### Página ###

Meditaciones sobre Anguix

sábado, 11 julio 1970 0 Por Herrera Casado

I

Quien mira un paisaje, a sí mismo se mira. Porque el mirar es uno de los verbos reflexivos que con mayor inconsciencia se practican. Vamos por el mundo con los ojos abiertos, y vamos quedando por donde ellos, como lapas, perduran en las cosas como un abrazo último y emocionado. Y esos ojos que se quedan en las flores, en las calles, en los vientos, nos miran la espalda, nos ven alejarnos como el grano de trigo mira al sembrador que avanza, mecánico juguete del destino, hacia el horizonte.

Avanzo por el camino pedregoso que desde el pueblo de Anguix se dirige al río. Es un blanco dudar, un pálido aleteo de la tierra. Tiene arenilla suelta o duros baches que algún carro, sobre el barro que un día fue cera sucia, ha dejado labrados y esculpidos hasta la próxima lluvia.

Subo la colina y llego hasta el castillo. Son ruinas de castillo, son eco de otros días. Son tiempo aprisionado y muda letanía. La fortaleza de Anguix se asoma al Tajo. Delante de mí hay unos árboles que estallan primavera. Sus tiernas hojas verde pálidas, casi amarillas, chocan contra el azul del cielo. Y un verde hálito de no materia se forma en mi retina. Es éste el momento en que mi sangre cambia de color y del rojo tradicional pasa al verde luminoso y un tanto desvergonzado que ahora luce. Pero hoy ya no me preocupa este incidente.

###

Por favor, pasa al inglés esta oración de la página: "La fortaleza de Anguix se asoma al Tajo."

### Material mostrado ###

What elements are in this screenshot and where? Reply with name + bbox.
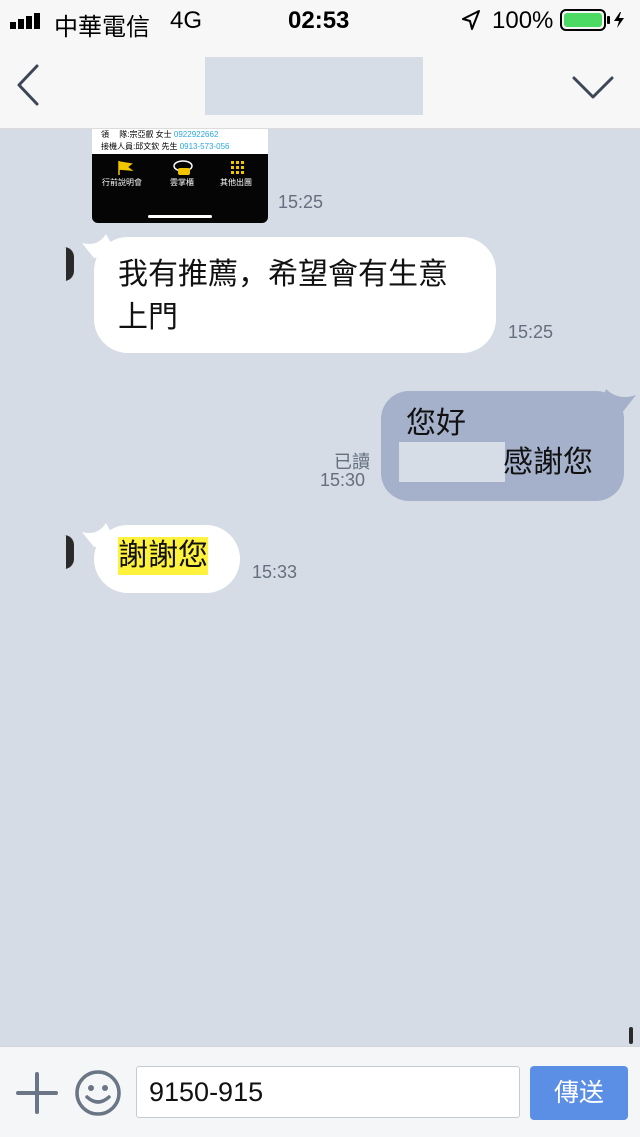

###
### Material mostrado ###

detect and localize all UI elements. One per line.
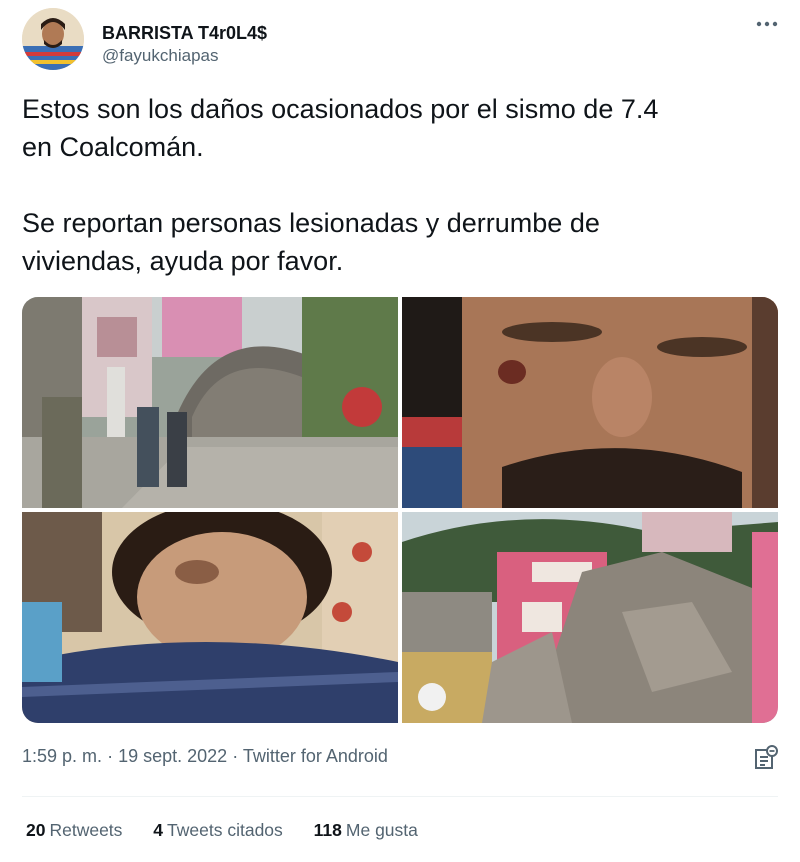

###

**Respuesta del ejercicio**
The fortress of Anguix looks out over the Tagus.